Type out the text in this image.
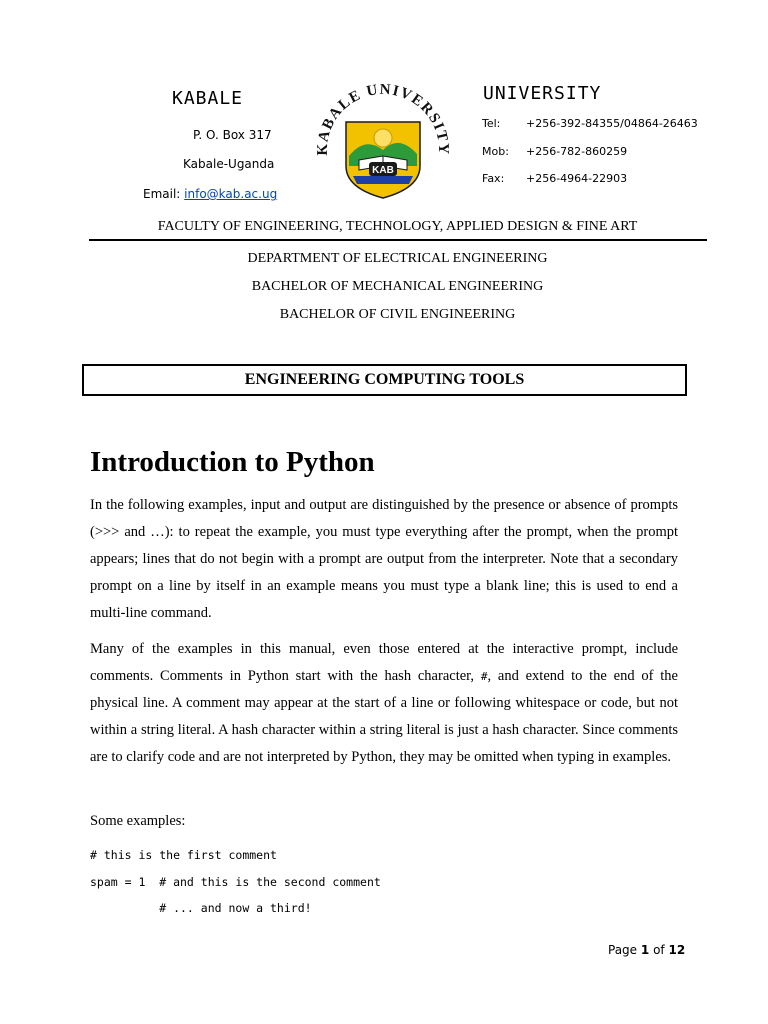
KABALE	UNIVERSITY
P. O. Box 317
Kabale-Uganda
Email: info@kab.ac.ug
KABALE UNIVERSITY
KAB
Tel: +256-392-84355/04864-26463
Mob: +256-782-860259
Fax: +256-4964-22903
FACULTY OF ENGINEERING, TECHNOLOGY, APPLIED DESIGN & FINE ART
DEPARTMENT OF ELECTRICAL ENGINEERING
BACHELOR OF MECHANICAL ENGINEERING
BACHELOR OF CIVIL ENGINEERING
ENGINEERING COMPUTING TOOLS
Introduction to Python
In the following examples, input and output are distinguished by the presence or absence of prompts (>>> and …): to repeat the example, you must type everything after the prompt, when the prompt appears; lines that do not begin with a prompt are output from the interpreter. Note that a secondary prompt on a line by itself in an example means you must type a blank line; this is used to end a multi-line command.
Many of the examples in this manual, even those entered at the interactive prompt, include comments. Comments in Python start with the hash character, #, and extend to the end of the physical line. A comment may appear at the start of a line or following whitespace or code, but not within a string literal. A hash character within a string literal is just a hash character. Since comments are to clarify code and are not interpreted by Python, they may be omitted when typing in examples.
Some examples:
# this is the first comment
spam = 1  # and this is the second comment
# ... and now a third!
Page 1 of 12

- - - - -

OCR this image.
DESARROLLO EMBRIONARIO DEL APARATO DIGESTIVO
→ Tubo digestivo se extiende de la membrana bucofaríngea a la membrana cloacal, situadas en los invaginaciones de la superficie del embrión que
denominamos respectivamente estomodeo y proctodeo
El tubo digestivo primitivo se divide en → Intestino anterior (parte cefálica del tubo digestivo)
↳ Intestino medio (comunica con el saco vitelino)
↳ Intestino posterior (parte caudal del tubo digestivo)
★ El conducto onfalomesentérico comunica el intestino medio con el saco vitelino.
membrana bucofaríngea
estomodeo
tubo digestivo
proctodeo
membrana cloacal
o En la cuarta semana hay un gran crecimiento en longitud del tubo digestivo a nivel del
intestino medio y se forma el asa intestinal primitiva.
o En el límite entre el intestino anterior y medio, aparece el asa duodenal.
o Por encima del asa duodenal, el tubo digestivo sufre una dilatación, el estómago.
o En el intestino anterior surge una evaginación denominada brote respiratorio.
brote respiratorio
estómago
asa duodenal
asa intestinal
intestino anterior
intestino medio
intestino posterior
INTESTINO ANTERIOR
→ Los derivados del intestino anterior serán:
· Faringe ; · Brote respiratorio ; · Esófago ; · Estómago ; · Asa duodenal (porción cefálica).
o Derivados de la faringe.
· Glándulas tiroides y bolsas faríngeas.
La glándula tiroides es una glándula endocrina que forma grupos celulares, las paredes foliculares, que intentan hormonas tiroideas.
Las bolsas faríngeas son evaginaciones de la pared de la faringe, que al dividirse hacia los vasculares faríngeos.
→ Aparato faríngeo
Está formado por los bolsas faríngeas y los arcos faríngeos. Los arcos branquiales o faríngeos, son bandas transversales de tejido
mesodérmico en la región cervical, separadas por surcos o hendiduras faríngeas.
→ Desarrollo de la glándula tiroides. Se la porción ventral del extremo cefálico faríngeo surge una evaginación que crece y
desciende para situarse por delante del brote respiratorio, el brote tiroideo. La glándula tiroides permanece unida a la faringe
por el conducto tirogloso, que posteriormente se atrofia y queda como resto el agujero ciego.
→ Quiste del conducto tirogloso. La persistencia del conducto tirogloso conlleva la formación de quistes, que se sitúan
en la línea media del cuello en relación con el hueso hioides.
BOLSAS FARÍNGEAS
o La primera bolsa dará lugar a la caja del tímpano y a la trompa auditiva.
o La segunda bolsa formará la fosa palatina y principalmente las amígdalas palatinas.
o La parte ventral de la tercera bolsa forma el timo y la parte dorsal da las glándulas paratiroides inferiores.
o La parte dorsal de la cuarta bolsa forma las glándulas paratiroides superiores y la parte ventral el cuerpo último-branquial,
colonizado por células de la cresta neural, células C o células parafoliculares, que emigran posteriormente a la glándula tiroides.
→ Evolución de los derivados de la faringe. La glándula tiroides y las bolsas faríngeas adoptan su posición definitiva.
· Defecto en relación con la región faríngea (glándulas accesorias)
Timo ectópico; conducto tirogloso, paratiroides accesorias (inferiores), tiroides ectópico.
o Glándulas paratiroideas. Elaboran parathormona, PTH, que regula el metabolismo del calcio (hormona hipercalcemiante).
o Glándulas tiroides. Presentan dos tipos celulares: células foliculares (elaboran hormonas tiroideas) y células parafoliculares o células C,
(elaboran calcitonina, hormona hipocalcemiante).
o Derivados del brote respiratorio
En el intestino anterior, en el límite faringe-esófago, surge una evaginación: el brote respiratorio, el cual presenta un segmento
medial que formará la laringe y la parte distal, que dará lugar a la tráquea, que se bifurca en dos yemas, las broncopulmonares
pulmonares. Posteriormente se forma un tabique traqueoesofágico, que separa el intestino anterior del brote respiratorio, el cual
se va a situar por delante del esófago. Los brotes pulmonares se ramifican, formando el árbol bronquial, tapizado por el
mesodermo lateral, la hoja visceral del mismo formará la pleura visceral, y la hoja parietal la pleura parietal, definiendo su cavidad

- - - - -

Copy every line in the listing above where the string "examples" turns up.

In the following examples, input and output are distinguished by the presence or absence of prompts (>>> and …): to repeat the example, you must type everything after the prompt, when the prompt appears; lines that do not begin with a prompt are output from the interpreter. Note that a secondary prompt on a line by itself in an example means you must type a blank line; this is used to end a multi-line command.
Many of the examples in this manual, even those entered at the interactive prompt, include comments. Comments in Python start with the hash character, #, and extend to the end of the physical line. A comment may appear at the start of a line or following whitespace or code, but not within a string literal. A hash character within a string literal is just a hash character. Since comments are to clarify code and are not interpreted by Python, they may be omitted when typing in examples.
Some examples:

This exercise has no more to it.